● Your goal: Where the string "reduce" occurs in the material below, report the whole line.
━━━━━━━━
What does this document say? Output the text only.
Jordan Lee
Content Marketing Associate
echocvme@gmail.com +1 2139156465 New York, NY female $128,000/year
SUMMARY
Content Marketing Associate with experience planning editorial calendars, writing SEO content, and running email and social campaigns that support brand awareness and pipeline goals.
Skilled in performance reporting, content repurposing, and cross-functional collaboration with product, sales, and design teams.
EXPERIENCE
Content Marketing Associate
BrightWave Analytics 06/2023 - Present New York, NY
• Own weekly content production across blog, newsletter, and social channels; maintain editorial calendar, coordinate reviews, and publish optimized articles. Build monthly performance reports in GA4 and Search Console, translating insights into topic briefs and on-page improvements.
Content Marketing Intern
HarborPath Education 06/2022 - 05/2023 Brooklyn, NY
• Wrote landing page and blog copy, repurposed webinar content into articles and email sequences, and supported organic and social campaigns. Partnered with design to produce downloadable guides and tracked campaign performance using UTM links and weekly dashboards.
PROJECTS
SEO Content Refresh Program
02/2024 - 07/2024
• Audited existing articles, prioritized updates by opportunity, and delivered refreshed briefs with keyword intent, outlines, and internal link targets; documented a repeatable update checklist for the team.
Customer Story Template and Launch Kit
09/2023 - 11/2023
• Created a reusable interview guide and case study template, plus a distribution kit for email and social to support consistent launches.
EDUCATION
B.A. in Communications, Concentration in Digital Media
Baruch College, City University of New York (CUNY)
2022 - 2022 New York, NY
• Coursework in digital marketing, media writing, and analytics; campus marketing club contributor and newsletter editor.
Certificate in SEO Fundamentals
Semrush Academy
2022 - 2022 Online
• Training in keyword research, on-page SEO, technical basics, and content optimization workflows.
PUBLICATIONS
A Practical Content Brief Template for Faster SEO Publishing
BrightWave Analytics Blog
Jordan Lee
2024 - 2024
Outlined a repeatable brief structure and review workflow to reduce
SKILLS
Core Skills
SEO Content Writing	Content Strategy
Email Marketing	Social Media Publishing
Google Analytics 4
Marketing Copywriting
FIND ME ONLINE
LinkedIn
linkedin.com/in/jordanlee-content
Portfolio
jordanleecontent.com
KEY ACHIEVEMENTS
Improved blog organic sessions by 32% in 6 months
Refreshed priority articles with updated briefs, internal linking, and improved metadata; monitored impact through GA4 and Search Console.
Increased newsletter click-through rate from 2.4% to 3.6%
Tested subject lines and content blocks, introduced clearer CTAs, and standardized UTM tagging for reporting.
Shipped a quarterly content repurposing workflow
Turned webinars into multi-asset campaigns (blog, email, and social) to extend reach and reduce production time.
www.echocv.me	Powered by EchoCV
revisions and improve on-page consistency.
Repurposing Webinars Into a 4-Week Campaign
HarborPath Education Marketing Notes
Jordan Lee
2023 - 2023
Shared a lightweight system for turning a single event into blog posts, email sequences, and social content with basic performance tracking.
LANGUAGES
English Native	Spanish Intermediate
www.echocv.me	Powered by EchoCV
━━━━━━━━
● Full answer:
Outlined a repeatable brief structure and review workflow to reduce
Turned webinars into multi-asset campaigns (blog, email, and social) to extend reach and reduce production time.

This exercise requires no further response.